### Action item
Look through the material below and say how many of its lines carry the string "Fitoterapia". Only the number should be given.

'''

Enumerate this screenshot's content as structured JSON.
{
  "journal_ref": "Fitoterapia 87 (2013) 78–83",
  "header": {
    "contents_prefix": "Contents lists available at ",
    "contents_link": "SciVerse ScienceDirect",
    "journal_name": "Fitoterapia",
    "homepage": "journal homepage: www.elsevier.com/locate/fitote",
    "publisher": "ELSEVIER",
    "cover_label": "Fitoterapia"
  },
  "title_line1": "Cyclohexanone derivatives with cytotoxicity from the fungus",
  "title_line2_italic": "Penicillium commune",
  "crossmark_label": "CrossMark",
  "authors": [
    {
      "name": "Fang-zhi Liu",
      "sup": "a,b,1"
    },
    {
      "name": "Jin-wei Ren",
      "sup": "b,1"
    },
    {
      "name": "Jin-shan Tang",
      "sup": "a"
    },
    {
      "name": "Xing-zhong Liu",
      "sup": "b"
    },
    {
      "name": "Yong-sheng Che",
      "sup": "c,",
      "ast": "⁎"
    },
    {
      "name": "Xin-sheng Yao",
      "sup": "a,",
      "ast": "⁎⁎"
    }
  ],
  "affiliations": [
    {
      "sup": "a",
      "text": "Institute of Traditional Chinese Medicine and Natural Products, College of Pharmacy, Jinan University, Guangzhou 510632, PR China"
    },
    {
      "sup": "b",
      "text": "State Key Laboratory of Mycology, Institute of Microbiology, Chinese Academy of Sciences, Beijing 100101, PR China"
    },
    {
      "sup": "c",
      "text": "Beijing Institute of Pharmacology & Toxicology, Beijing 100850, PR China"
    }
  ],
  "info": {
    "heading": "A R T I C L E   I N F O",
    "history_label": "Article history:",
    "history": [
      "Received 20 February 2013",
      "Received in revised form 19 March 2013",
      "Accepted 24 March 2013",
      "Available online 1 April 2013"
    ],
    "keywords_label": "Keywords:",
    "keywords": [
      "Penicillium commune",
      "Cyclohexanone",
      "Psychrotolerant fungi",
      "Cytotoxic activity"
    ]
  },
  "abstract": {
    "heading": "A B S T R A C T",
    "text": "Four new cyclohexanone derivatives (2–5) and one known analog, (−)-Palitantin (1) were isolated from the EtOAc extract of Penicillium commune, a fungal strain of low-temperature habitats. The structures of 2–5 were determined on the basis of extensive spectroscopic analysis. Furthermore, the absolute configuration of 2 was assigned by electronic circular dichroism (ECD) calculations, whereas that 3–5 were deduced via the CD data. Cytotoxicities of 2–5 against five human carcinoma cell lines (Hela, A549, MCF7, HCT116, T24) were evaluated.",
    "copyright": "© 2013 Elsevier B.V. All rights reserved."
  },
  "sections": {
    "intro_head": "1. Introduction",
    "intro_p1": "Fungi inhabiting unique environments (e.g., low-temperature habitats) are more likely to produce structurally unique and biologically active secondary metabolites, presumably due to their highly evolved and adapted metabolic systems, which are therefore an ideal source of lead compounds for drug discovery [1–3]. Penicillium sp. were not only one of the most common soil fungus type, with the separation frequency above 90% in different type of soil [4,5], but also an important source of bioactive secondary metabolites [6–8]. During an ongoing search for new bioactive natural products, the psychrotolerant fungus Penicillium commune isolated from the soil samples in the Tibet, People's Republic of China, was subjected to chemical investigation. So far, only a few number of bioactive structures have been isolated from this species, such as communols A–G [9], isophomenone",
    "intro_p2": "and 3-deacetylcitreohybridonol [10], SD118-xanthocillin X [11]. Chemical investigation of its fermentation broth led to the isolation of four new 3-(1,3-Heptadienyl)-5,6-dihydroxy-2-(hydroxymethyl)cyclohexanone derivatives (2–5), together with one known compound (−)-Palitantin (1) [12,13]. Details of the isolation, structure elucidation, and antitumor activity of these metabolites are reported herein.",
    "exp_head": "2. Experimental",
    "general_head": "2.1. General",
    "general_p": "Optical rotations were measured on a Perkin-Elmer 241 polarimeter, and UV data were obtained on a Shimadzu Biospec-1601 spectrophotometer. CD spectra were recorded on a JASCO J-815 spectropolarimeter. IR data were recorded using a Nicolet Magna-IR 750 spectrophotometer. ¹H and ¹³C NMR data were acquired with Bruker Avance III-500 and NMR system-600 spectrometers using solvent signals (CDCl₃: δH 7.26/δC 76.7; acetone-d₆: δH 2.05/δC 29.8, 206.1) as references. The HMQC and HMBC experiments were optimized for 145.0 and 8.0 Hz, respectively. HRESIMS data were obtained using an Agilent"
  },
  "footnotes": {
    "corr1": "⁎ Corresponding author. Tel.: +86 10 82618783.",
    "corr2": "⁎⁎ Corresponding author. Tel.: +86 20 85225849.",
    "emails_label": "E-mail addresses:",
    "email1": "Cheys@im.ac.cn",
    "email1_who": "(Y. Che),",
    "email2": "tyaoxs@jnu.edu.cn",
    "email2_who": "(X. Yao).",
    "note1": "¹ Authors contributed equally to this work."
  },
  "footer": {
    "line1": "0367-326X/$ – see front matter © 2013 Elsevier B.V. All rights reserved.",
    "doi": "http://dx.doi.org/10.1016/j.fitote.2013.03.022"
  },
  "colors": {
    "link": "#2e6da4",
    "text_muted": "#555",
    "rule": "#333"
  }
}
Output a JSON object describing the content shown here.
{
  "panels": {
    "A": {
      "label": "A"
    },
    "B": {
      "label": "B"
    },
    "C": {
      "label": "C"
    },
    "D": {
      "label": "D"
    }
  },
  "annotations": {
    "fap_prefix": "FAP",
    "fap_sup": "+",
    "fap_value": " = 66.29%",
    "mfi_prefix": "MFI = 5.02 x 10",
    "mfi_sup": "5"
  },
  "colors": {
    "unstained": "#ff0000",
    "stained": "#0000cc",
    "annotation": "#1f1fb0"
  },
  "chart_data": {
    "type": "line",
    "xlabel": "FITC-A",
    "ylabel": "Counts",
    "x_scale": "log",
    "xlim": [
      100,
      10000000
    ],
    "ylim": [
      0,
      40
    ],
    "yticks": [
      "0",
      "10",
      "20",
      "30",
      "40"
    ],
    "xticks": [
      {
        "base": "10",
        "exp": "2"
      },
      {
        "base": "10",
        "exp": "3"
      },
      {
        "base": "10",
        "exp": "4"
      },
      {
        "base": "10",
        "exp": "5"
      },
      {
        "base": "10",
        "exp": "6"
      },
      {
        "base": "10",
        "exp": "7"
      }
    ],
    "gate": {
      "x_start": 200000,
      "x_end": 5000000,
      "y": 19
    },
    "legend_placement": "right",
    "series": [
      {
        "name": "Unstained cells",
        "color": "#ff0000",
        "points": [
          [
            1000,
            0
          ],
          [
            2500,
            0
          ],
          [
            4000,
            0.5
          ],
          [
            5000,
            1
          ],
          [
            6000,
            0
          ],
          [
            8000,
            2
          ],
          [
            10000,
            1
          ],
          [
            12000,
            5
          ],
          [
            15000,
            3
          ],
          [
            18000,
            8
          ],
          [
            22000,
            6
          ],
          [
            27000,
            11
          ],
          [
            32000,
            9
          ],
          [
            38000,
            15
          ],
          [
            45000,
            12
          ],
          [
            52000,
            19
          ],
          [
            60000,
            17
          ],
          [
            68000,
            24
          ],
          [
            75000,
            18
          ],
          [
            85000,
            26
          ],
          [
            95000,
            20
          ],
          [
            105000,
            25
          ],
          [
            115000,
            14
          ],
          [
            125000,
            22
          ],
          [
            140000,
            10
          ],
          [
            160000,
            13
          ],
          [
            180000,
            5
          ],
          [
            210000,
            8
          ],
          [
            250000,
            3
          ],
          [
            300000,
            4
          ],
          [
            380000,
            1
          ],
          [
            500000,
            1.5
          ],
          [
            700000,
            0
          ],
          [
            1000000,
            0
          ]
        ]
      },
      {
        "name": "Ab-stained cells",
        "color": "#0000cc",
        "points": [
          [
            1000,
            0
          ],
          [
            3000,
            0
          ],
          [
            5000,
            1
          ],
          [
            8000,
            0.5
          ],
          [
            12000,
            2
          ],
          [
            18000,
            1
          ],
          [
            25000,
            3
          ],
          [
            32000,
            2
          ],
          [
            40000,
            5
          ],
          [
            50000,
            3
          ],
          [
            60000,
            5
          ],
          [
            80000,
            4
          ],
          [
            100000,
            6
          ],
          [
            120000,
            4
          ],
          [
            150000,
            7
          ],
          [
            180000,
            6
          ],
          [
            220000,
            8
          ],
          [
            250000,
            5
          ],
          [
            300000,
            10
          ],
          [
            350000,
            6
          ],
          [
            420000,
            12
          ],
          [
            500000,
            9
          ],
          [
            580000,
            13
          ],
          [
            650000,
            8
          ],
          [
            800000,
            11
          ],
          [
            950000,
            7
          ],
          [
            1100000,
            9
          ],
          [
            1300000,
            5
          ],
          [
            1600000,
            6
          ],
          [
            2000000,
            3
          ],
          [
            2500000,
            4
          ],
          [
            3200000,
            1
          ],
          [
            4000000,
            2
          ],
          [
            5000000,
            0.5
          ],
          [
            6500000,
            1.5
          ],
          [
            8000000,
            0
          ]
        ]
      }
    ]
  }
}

'''

### Written answer
3